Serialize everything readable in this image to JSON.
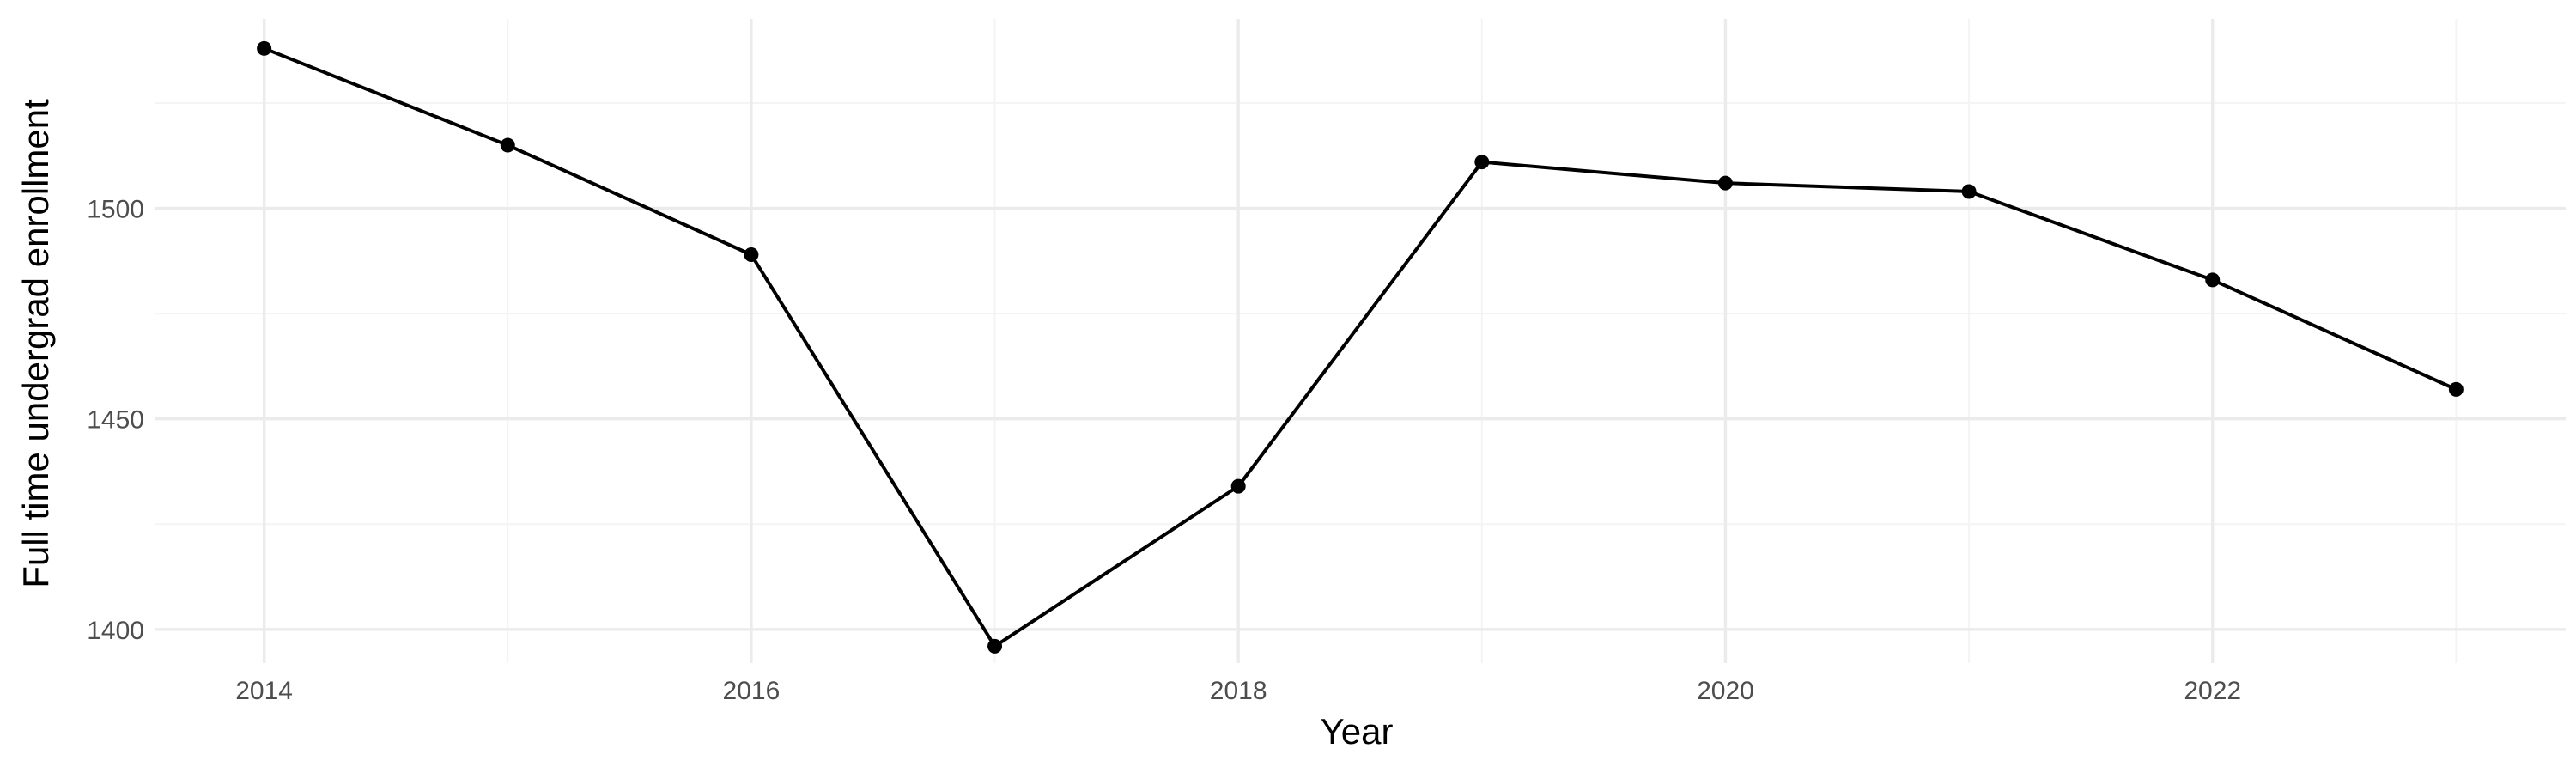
{
  "chart_data": {
    "type": "line",
    "xlabel": "Year",
    "ylabel": "Full time undergrad enrollment",
    "x": [
      2014,
      2015,
      2016,
      2017,
      2018,
      2019,
      2020,
      2021,
      2022,
      2023
    ],
    "series": [
      {
        "values": [
          1538,
          1515,
          1489,
          1396,
          1434,
          1511,
          1506,
          1504,
          1483,
          1457
        ]
      }
    ],
    "x_ticks": [
      "2014",
      "2016",
      "2018",
      "2020",
      "2022"
    ],
    "y_ticks": [
      "1400",
      "1450",
      "1500"
    ],
    "xlim": [
      2013.55,
      2023.45
    ],
    "ylim": [
      1392,
      1545
    ],
    "grid": true,
    "legend": "none",
    "line_color": "#000000",
    "point_color": "#000000",
    "grid_color": "#ebebeb"
  }
}
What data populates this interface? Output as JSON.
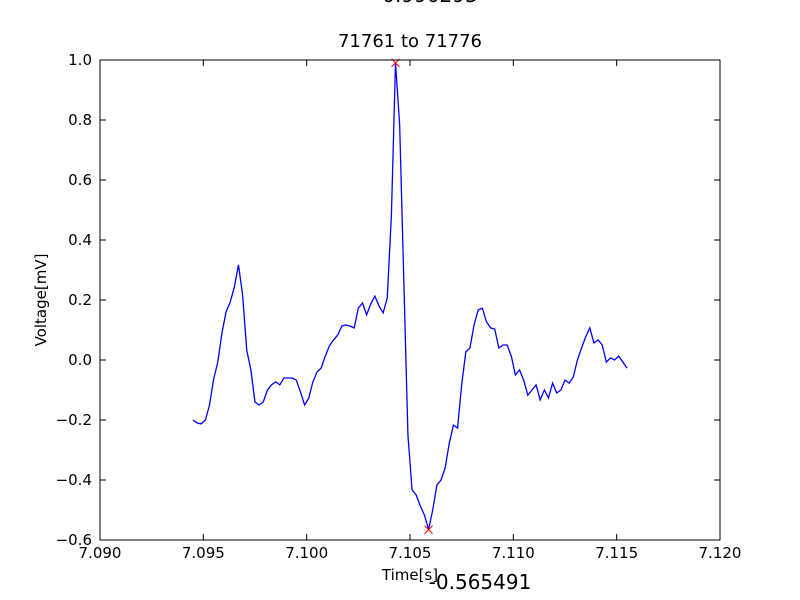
{
  "chart_data": {
    "type": "line",
    "title": "71761 to 71776",
    "xlabel": "Time[s]",
    "ylabel": "Voltage[mV]",
    "xlim": [
      7.09,
      7.12
    ],
    "ylim": [
      -0.6,
      1.0
    ],
    "xticks": [
      {
        "value": 7.09,
        "label": "7.090"
      },
      {
        "value": 7.095,
        "label": "7.095"
      },
      {
        "value": 7.1,
        "label": "7.100"
      },
      {
        "value": 7.105,
        "label": "7.105"
      },
      {
        "value": 7.11,
        "label": "7.110"
      },
      {
        "value": 7.115,
        "label": "7.115"
      },
      {
        "value": 7.12,
        "label": "7.120"
      }
    ],
    "yticks": [
      {
        "value": -0.6,
        "label": "−0.6"
      },
      {
        "value": -0.4,
        "label": "−0.4"
      },
      {
        "value": -0.2,
        "label": "−0.2"
      },
      {
        "value": 0,
        "label": "0.0"
      },
      {
        "value": 0.2,
        "label": "0.2"
      },
      {
        "value": 0.4,
        "label": "0.4"
      },
      {
        "value": 0.6,
        "label": "0.6"
      },
      {
        "value": 0.8,
        "label": "0.8"
      },
      {
        "value": 1.0,
        "label": "1.0"
      }
    ],
    "grid": false,
    "series": [
      {
        "color": "#0000ff",
        "x": [
          7.0945,
          7.0947,
          7.0949,
          7.0951,
          7.0953,
          7.0955,
          7.0957,
          7.0959,
          7.0961,
          7.0963,
          7.0965,
          7.0967,
          7.0969,
          7.0971,
          7.0973,
          7.0975,
          7.0977,
          7.0979,
          7.0981,
          7.0983,
          7.0985,
          7.0987,
          7.0989,
          7.0991,
          7.0993,
          7.0995,
          7.0997,
          7.0999,
          7.1001,
          7.1003,
          7.1005,
          7.1007,
          7.1009,
          7.1011,
          7.1013,
          7.1015,
          7.1017,
          7.1019,
          7.1021,
          7.1023,
          7.1025,
          7.1027,
          7.1029,
          7.1031,
          7.1033,
          7.1035,
          7.1037,
          7.1039,
          7.1041,
          7.1043,
          7.1045,
          7.1047,
          7.1049,
          7.1051,
          7.1053,
          7.1055,
          7.1057,
          7.1059,
          7.1061,
          7.1063,
          7.1065,
          7.1067,
          7.1069,
          7.1071,
          7.1073,
          7.1075,
          7.1077,
          7.1079,
          7.1081,
          7.1083,
          7.1085,
          7.1087,
          7.1089,
          7.1091,
          7.1093,
          7.1095,
          7.1097,
          7.1099,
          7.1101,
          7.1103,
          7.1105,
          7.1107,
          7.1109,
          7.1111,
          7.1113,
          7.1115,
          7.1117,
          7.1119,
          7.1121,
          7.1123,
          7.1125,
          7.1127,
          7.1129,
          7.1131,
          7.1133,
          7.1135,
          7.1137,
          7.1139,
          7.1141,
          7.1143,
          7.1145,
          7.1147,
          7.1149,
          7.1151,
          7.1153,
          7.1155
        ],
        "values": [
          -0.2,
          -0.21,
          -0.213,
          -0.2,
          -0.15,
          -0.063,
          -0.007,
          0.09,
          0.16,
          0.193,
          0.243,
          0.317,
          0.217,
          0.033,
          -0.033,
          -0.14,
          -0.15,
          -0.14,
          -0.1,
          -0.083,
          -0.073,
          -0.083,
          -0.06,
          -0.06,
          -0.06,
          -0.067,
          -0.107,
          -0.15,
          -0.127,
          -0.073,
          -0.04,
          -0.027,
          0.013,
          0.047,
          0.067,
          0.083,
          0.113,
          0.117,
          0.113,
          0.107,
          0.173,
          0.19,
          0.15,
          0.187,
          0.213,
          0.18,
          0.157,
          0.207,
          0.483,
          0.99,
          0.783,
          0.267,
          -0.25,
          -0.433,
          -0.45,
          -0.487,
          -0.517,
          -0.565,
          -0.5,
          -0.417,
          -0.4,
          -0.36,
          -0.277,
          -0.217,
          -0.227,
          -0.083,
          0.027,
          0.04,
          0.117,
          0.167,
          0.173,
          0.127,
          0.107,
          0.103,
          0.04,
          0.05,
          0.05,
          0.013,
          -0.05,
          -0.033,
          -0.067,
          -0.117,
          -0.1,
          -0.083,
          -0.133,
          -0.1,
          -0.127,
          -0.077,
          -0.11,
          -0.1,
          -0.067,
          -0.077,
          -0.057,
          0,
          0.04,
          0.077,
          0.107,
          0.057,
          0.067,
          0.05,
          -0.007,
          0.007,
          0,
          0.013,
          -0.007,
          -0.027
        ]
      }
    ],
    "markers": {
      "color": "#ff0000",
      "x": [
        7.1043,
        7.1059
      ],
      "values": [
        0.990293,
        -0.565491
      ]
    }
  }
}
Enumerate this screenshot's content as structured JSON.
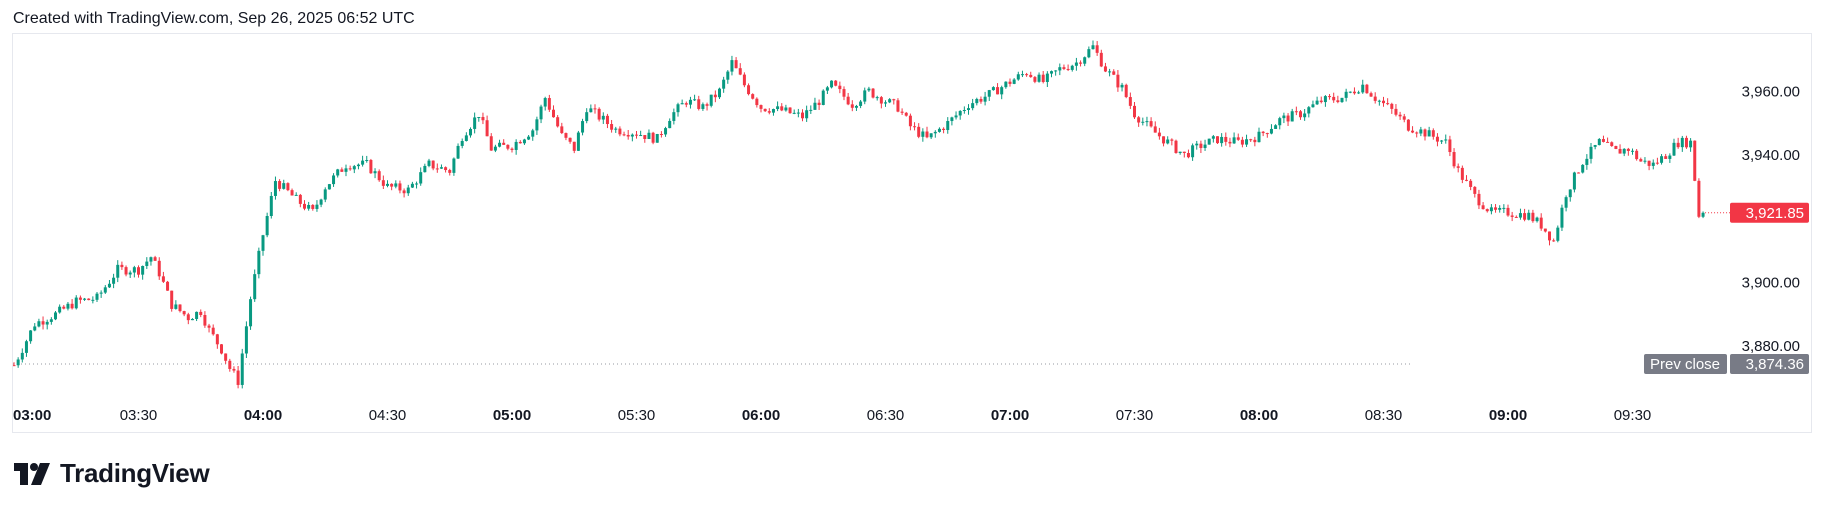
{
  "header": {
    "created_text": "Created with TradingView.com, Sep 26, 2025 06:52 UTC"
  },
  "logo": {
    "text": "TradingView",
    "icon": "tradingview-logo-icon"
  },
  "colors": {
    "up": "#089981",
    "down": "#f23645",
    "prev_close_tag": "#787b86",
    "last_price_tag": "#f23645"
  },
  "chart_data": {
    "type": "candlestick",
    "interval_minutes": 1,
    "x_tick_labels": [
      {
        "label": "03:00",
        "major": true
      },
      {
        "label": "03:30",
        "major": false
      },
      {
        "label": "04:00",
        "major": true
      },
      {
        "label": "04:30",
        "major": false
      },
      {
        "label": "05:00",
        "major": true
      },
      {
        "label": "05:30",
        "major": false
      },
      {
        "label": "06:00",
        "major": true
      },
      {
        "label": "06:30",
        "major": false
      },
      {
        "label": "07:00",
        "major": true
      },
      {
        "label": "07:30",
        "major": false
      },
      {
        "label": "08:00",
        "major": true
      },
      {
        "label": "08:30",
        "major": false
      },
      {
        "label": "09:00",
        "major": true
      },
      {
        "label": "09:30",
        "major": false
      }
    ],
    "y_tick_labels": [
      "3,960.00",
      "3,940.00",
      "3,900.00",
      "3,880.00"
    ],
    "y_ticks": [
      3960,
      3940,
      3900,
      3880
    ],
    "ylim": [
      3864,
      3978
    ],
    "x_start": "03:00",
    "x_end": "09:47",
    "last_price": {
      "label": "3,921.85",
      "value": 3921.85
    },
    "prev_close": {
      "label": "Prev close",
      "value_label": "3,874.36",
      "value": 3874.36
    },
    "price_path": [
      [
        "03:00",
        3874
      ],
      [
        "03:05",
        3887
      ],
      [
        "03:10",
        3890
      ],
      [
        "03:15",
        3894
      ],
      [
        "03:20",
        3895
      ],
      [
        "03:25",
        3904
      ],
      [
        "03:30",
        3904
      ],
      [
        "03:33",
        3908
      ],
      [
        "03:35",
        3903
      ],
      [
        "03:38",
        3893
      ],
      [
        "03:42",
        3889
      ],
      [
        "03:45",
        3891
      ],
      [
        "03:47",
        3885
      ],
      [
        "03:50",
        3879
      ],
      [
        "03:52",
        3873
      ],
      [
        "03:54",
        3869
      ],
      [
        "03:57",
        3895
      ],
      [
        "04:00",
        3915
      ],
      [
        "04:03",
        3932
      ],
      [
        "04:08",
        3926
      ],
      [
        "04:12",
        3922
      ],
      [
        "04:15",
        3930
      ],
      [
        "04:20",
        3937
      ],
      [
        "04:25",
        3937
      ],
      [
        "04:30",
        3930
      ],
      [
        "04:35",
        3929
      ],
      [
        "04:40",
        3937
      ],
      [
        "04:45",
        3935
      ],
      [
        "04:48",
        3946
      ],
      [
        "04:52",
        3953
      ],
      [
        "04:55",
        3942
      ],
      [
        "05:00",
        3943
      ],
      [
        "05:05",
        3948
      ],
      [
        "05:08",
        3958
      ],
      [
        "05:12",
        3946
      ],
      [
        "05:15",
        3942
      ],
      [
        "05:18",
        3955
      ],
      [
        "05:22",
        3951
      ],
      [
        "05:25",
        3948
      ],
      [
        "05:30",
        3947
      ],
      [
        "05:35",
        3945
      ],
      [
        "05:38",
        3952
      ],
      [
        "05:42",
        3957
      ],
      [
        "05:46",
        3955
      ],
      [
        "05:50",
        3960
      ],
      [
        "05:53",
        3969
      ],
      [
        "05:56",
        3962
      ],
      [
        "06:00",
        3955
      ],
      [
        "06:05",
        3954
      ],
      [
        "06:10",
        3952
      ],
      [
        "06:14",
        3957
      ],
      [
        "06:17",
        3962
      ],
      [
        "06:22",
        3956
      ],
      [
        "06:26",
        3960
      ],
      [
        "06:30",
        3957
      ],
      [
        "06:33",
        3955
      ],
      [
        "06:36",
        3949
      ],
      [
        "06:40",
        3945
      ],
      [
        "06:45",
        3950
      ],
      [
        "06:50",
        3956
      ],
      [
        "06:55",
        3959
      ],
      [
        "07:00",
        3963
      ],
      [
        "07:04",
        3966
      ],
      [
        "07:08",
        3963
      ],
      [
        "07:12",
        3967
      ],
      [
        "07:16",
        3969
      ],
      [
        "07:20",
        3974
      ],
      [
        "07:23",
        3967
      ],
      [
        "07:27",
        3961
      ],
      [
        "07:30",
        3953
      ],
      [
        "07:34",
        3948
      ],
      [
        "07:38",
        3944
      ],
      [
        "07:42",
        3940
      ],
      [
        "07:46",
        3943
      ],
      [
        "07:50",
        3945
      ],
      [
        "07:55",
        3944
      ],
      [
        "08:00",
        3946
      ],
      [
        "08:05",
        3951
      ],
      [
        "08:10",
        3953
      ],
      [
        "08:15",
        3957
      ],
      [
        "08:20",
        3958
      ],
      [
        "08:25",
        3962
      ],
      [
        "08:28",
        3958
      ],
      [
        "08:32",
        3954
      ],
      [
        "08:36",
        3949
      ],
      [
        "08:40",
        3947
      ],
      [
        "08:45",
        3944
      ],
      [
        "08:48",
        3935
      ],
      [
        "08:52",
        3927
      ],
      [
        "08:56",
        3922
      ],
      [
        "09:00",
        3922
      ],
      [
        "09:05",
        3921
      ],
      [
        "09:08",
        3918
      ],
      [
        "09:11",
        3913
      ],
      [
        "09:14",
        3928
      ],
      [
        "09:18",
        3938
      ],
      [
        "09:22",
        3944
      ],
      [
        "09:26",
        3941
      ],
      [
        "09:29",
        3942
      ],
      [
        "09:32",
        3938
      ],
      [
        "09:35",
        3937
      ],
      [
        "09:38",
        3940
      ],
      [
        "09:41",
        3944
      ],
      [
        "09:44",
        3944
      ],
      [
        "09:46",
        3921
      ],
      [
        "09:47",
        3921.85
      ]
    ]
  }
}
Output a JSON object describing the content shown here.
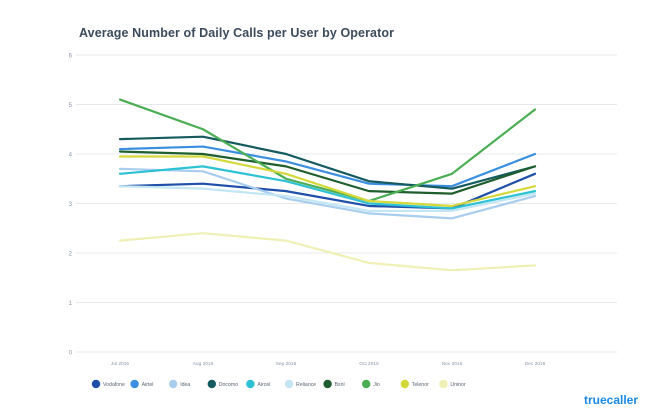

### [Exercise requirements]
Write out every line of the entries that holds the word "content".

### [Output of the task]
Enumerate this screenshot's content as structured JSON.
Output a JSON object describing the content shown here.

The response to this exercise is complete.